• **Quoted text**:
"""

When I’m baking I use a recipe unless it’s something I make often (pie, cookies etc..), but when I’m cooking I just experiment until I get it right. I made this for dinner last night, and it turned out really well.  I actually wrote the recipe down, so let me know what you think:

Ingredients:

  • 6-10 fresh sage leaves or 1 tbsp of dried sage
  • 3 tbsp of olive oil
  • 1 Tsp of kosher salt
  • 1 Tsp of coarsely ground pepper
  • 3-4 cloves of garlic
  • 1 tbsp of worcheshire sauce
  • 1-2 pound beef roast (de-boned)

Tools:

  • cutting board
  • roasting rack
  • tin foil
  • sharp knife
  • small bowl

Directions:

  1. Preheat the oven to 450◦F
  2. Remove the roast from the refrigerator several hours prior to cooking to ensure it is close to room temperature.
  3. Wash the roast with cold water for several seconds and pat dry with paper towels. You want to make sure that it is dry. If it is wet it will not brown properly.

"""

Stored items:
"""

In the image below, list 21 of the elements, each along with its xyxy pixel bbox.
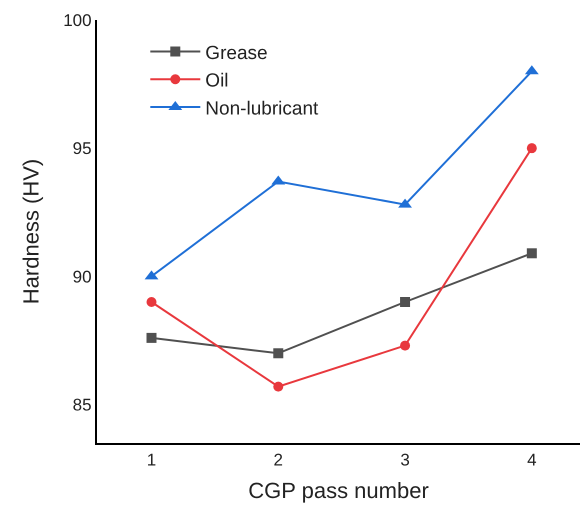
x-axis-title: CGP pass number bbox=[248, 478, 429, 503]
point bbox=[526, 248, 537, 258]
x-tick-label: 3 bbox=[400, 450, 410, 470]
y-tick-label: 90 bbox=[72, 267, 92, 286]
x-tick-label: 4 bbox=[527, 450, 537, 470]
point bbox=[273, 382, 284, 392]
y-tick-label: 100 bbox=[63, 10, 92, 30]
legend-label: Oil bbox=[205, 70, 229, 92]
point bbox=[273, 348, 284, 358]
x-tick-label: 1 bbox=[146, 450, 156, 470]
x-tick-label: 2 bbox=[274, 450, 284, 470]
y-tick-label: 95 bbox=[72, 139, 92, 158]
legend-label: Grease bbox=[205, 42, 268, 64]
point bbox=[146, 332, 157, 343]
y-axis-title: Hardness (HV) bbox=[18, 158, 44, 304]
point bbox=[526, 143, 537, 154]
legend-label: Non-lubricant bbox=[205, 98, 320, 120]
point bbox=[400, 297, 410, 307]
point bbox=[400, 340, 410, 351]
point bbox=[146, 297, 157, 307]
y-tick-label: 85 bbox=[72, 396, 92, 414]
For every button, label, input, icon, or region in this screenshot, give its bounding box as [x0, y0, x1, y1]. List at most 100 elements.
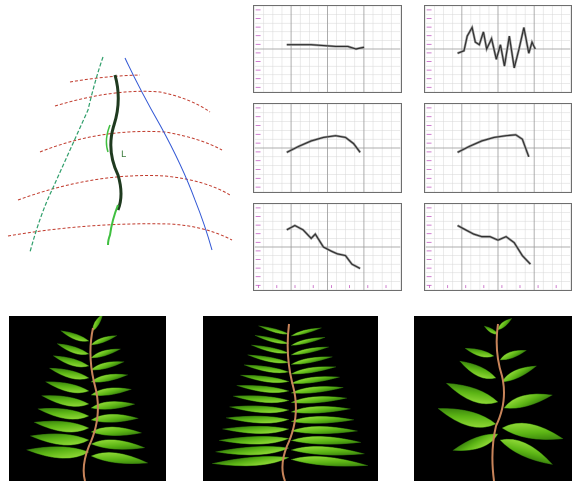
- graph-bottom-right: [424, 203, 572, 291]
- leaf: [290, 416, 355, 424]
- render-background: [9, 316, 166, 481]
- graph-grid: [425, 204, 571, 290]
- leaf: [290, 436, 362, 445]
- leaf: [90, 348, 122, 359]
- leaf: [90, 361, 125, 371]
- leaf: [229, 405, 290, 414]
- leaf: [452, 433, 499, 451]
- render-panel-1: [9, 316, 166, 481]
- leaf: [33, 420, 90, 433]
- profile-curve: [457, 25, 536, 69]
- stem: [281, 323, 297, 481]
- graph-grid: [254, 6, 401, 92]
- profile-curve-shadow: [286, 134, 362, 154]
- graph-middle-left: [253, 103, 402, 193]
- graph-grid: [425, 104, 571, 192]
- leaf: [41, 395, 90, 407]
- graph-grid: [254, 104, 401, 192]
- leaf: [290, 446, 365, 456]
- leaf: [90, 387, 133, 396]
- leaf: [236, 385, 290, 394]
- leaf: [212, 456, 290, 467]
- leaf: [222, 425, 290, 434]
- stem: [491, 323, 505, 481]
- leaf: [290, 456, 368, 467]
- render-background: [203, 316, 378, 481]
- leaf: [25, 446, 90, 459]
- leaf: [60, 330, 90, 342]
- profile-curve: [286, 44, 365, 50]
- leaf: [501, 365, 538, 383]
- leaf: [290, 396, 347, 404]
- graph-bottom-left: [253, 203, 402, 291]
- leaf: [247, 354, 290, 364]
- leaf: [225, 415, 290, 424]
- leaf: [290, 337, 326, 346]
- profile-curve: [457, 134, 530, 158]
- leaf: [437, 408, 497, 428]
- profile-curve: [457, 224, 531, 265]
- leaf: [90, 439, 146, 450]
- leaf: [290, 366, 336, 375]
- leaf: [499, 438, 554, 465]
- leaf: [92, 316, 104, 332]
- leaves: [437, 318, 564, 465]
- leaf: [233, 395, 290, 404]
- render-panel-3: [414, 316, 572, 481]
- leaf: [90, 452, 149, 464]
- stem-curve-dark: [109, 74, 123, 211]
- leaf: [290, 346, 329, 356]
- leaf: [290, 426, 358, 435]
- leaf: [90, 426, 143, 436]
- leaf: [499, 350, 527, 361]
- leaf: [254, 335, 290, 345]
- leaf: [290, 356, 333, 365]
- leaf: [290, 376, 340, 384]
- right-outline-curve: [124, 57, 213, 251]
- leaf: [52, 355, 90, 368]
- graph-top-left: [253, 5, 402, 93]
- graph-top-right: [424, 5, 572, 93]
- leaf-sketch-panel: L: [7, 56, 233, 253]
- leaf: [90, 401, 136, 410]
- profile-curve: [286, 224, 361, 270]
- leaf: [29, 433, 90, 446]
- leaf: [290, 327, 322, 337]
- graph-axis-ticks: [426, 207, 557, 289]
- leaf: [56, 343, 90, 355]
- graph-axis-ticks: [426, 107, 432, 188]
- leaf: [258, 325, 290, 335]
- leaf: [445, 382, 499, 405]
- leaf-guide-2: [54, 90, 211, 113]
- leaf: [503, 393, 553, 409]
- graph-axis-ticks: [255, 107, 261, 188]
- leaf: [464, 348, 495, 358]
- profile-curve: [286, 135, 361, 153]
- graph-axis-ticks: [255, 207, 387, 289]
- stem-curve-highlight: [105, 124, 111, 153]
- leaf-guide-3: [39, 130, 223, 153]
- leaf: [37, 408, 90, 420]
- leaf: [290, 406, 351, 414]
- leaf: [44, 381, 90, 394]
- graph-middle-right: [424, 103, 572, 193]
- leaf: [240, 374, 290, 384]
- leaves: [212, 325, 368, 467]
- leaf: [501, 422, 564, 440]
- leaf: [215, 446, 290, 456]
- leaf: [90, 335, 118, 346]
- render-panel-2: [203, 316, 378, 481]
- leaf-guide-1: [69, 74, 141, 83]
- leaf: [251, 344, 290, 354]
- left-outline-curve: [29, 56, 104, 253]
- graph-grid: [254, 204, 401, 290]
- leaf: [459, 360, 497, 380]
- leaf: [290, 386, 344, 394]
- leaf-guide-4: [17, 175, 231, 201]
- leaf: [90, 413, 140, 423]
- leaf-guide-curves: [7, 74, 233, 241]
- leaf: [483, 325, 499, 335]
- leaf: [90, 373, 129, 383]
- leaf: [497, 318, 513, 331]
- stem-curve-light: [107, 204, 119, 246]
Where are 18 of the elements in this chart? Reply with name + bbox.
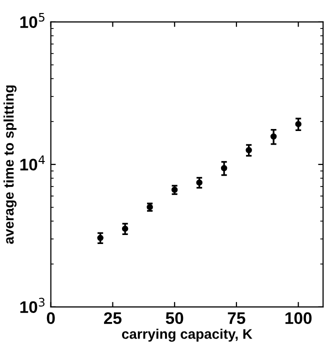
x-tick-label: 0	[46, 312, 55, 324]
y-tick-label: 10$^{5}$	[20, 12, 44, 28]
y-tick-label: 10$^{3}$	[20, 298, 44, 313]
x-tick-label: 100	[285, 312, 312, 324]
y-axis-title: average time to splitting	[4, 85, 17, 244]
x-axis-title: carrying capacity, K	[122, 328, 252, 342]
point	[122, 226, 128, 232]
x-tick-label: 75	[228, 312, 246, 324]
point	[171, 186, 178, 193]
point	[246, 147, 252, 154]
x-tick-label: 50	[166, 312, 184, 324]
point	[196, 179, 202, 186]
point	[270, 133, 277, 140]
y-tick-label: 10$^{4}$	[20, 155, 45, 171]
point	[97, 234, 104, 242]
point	[220, 165, 228, 172]
point	[295, 120, 302, 128]
x-tick-label: 25	[104, 312, 122, 324]
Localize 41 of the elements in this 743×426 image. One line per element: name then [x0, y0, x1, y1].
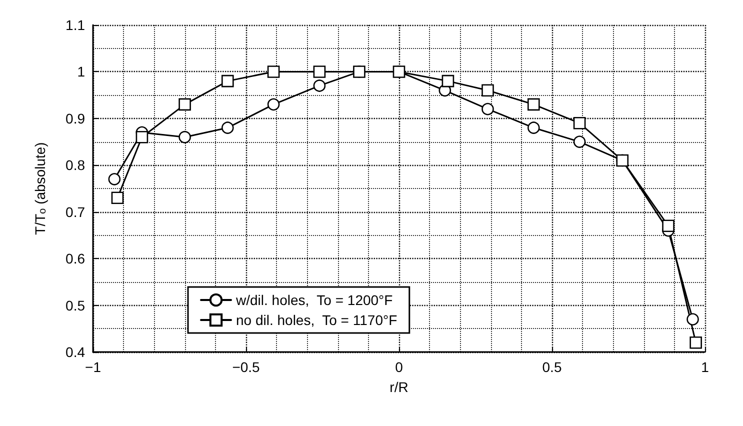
point: [313, 80, 326, 92]
point: [616, 154, 629, 167]
point: [178, 98, 191, 111]
legend-label: no dil. holes, To = 1170°F: [236, 312, 398, 328]
y-tick-label: 0.6: [66, 250, 86, 267]
point: [267, 66, 280, 78]
point: [573, 136, 586, 148]
x-tick-label: −0.5: [232, 359, 260, 375]
x-tick-label: 0.5: [542, 359, 562, 375]
point: [690, 336, 702, 349]
point: [573, 116, 586, 130]
x-tick-label: 1: [701, 359, 710, 375]
x-tick-label: 0: [395, 359, 404, 375]
point: [527, 98, 540, 111]
point: [442, 74, 454, 88]
point: [482, 84, 494, 97]
y-tick-label: 0.8: [66, 157, 86, 174]
point: [482, 102, 494, 116]
point: [111, 192, 124, 204]
point: [136, 130, 148, 144]
point: [178, 130, 191, 144]
y-tick-label: 0.7: [66, 204, 86, 220]
point: [267, 98, 280, 111]
y-tick-label: 0.4: [66, 344, 86, 360]
point: [392, 66, 406, 78]
point: [221, 74, 234, 88]
x-axis-title: r/R: [390, 379, 408, 395]
point: [313, 66, 326, 78]
point: [686, 313, 699, 326]
y-axis-title: T/To (absolute): [32, 142, 48, 235]
point: [528, 122, 540, 134]
point: [108, 173, 121, 186]
legend-label: w/dil. holes, To = 1200°F: [235, 292, 393, 308]
y-tick-label: 1: [77, 64, 86, 80]
y-tick-label: 0.9: [66, 110, 86, 126]
point: [662, 220, 674, 232]
point: [222, 122, 234, 134]
point: [353, 66, 366, 78]
x-tick-label: −1: [85, 359, 102, 375]
y-tick-label: 1.1: [66, 17, 86, 33]
y-tick-label: 0.5: [66, 297, 86, 314]
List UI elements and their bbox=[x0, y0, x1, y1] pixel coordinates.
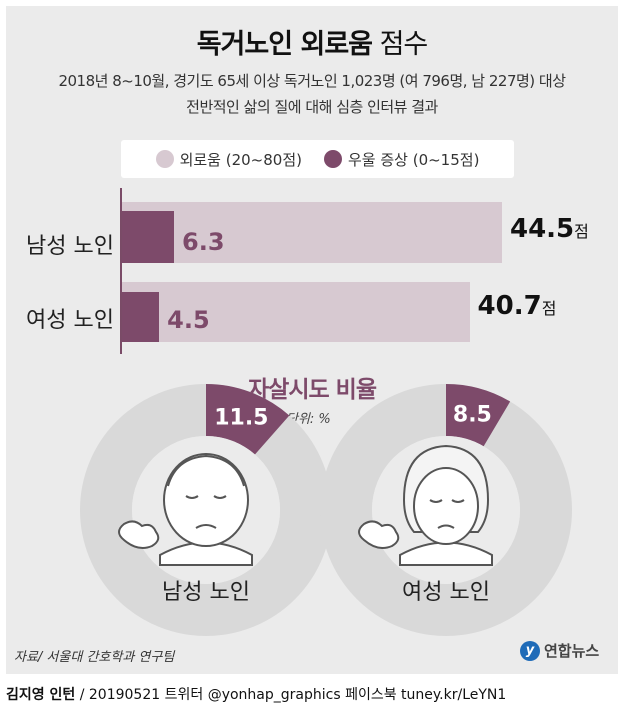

"""

• **Stated problem**: Reproduce verbatim everything in the beef roast recipe from "When I’m baking" down to "beef roast (de-boned)".

• **The response**:
When I’m baking I use a recipe unless it’s something I make often (pie, cookies etc..), but when I’m cooking I just experiment until I get it right. I made this for dinner last night, and it turned out really well.  I actually wrote the recipe down, so let me know what you think:

Ingredients:

  • 6-10 fresh sage leaves or 1 tbsp of dried sage
  • 3 tbsp of olive oil
  • 1 Tsp of kosher salt
  • 1 Tsp of coarsely ground pepper
  • 3-4 cloves of garlic
  • 1 tbsp of worcheshire sauce
  • 1-2 pound beef roast (de-boned)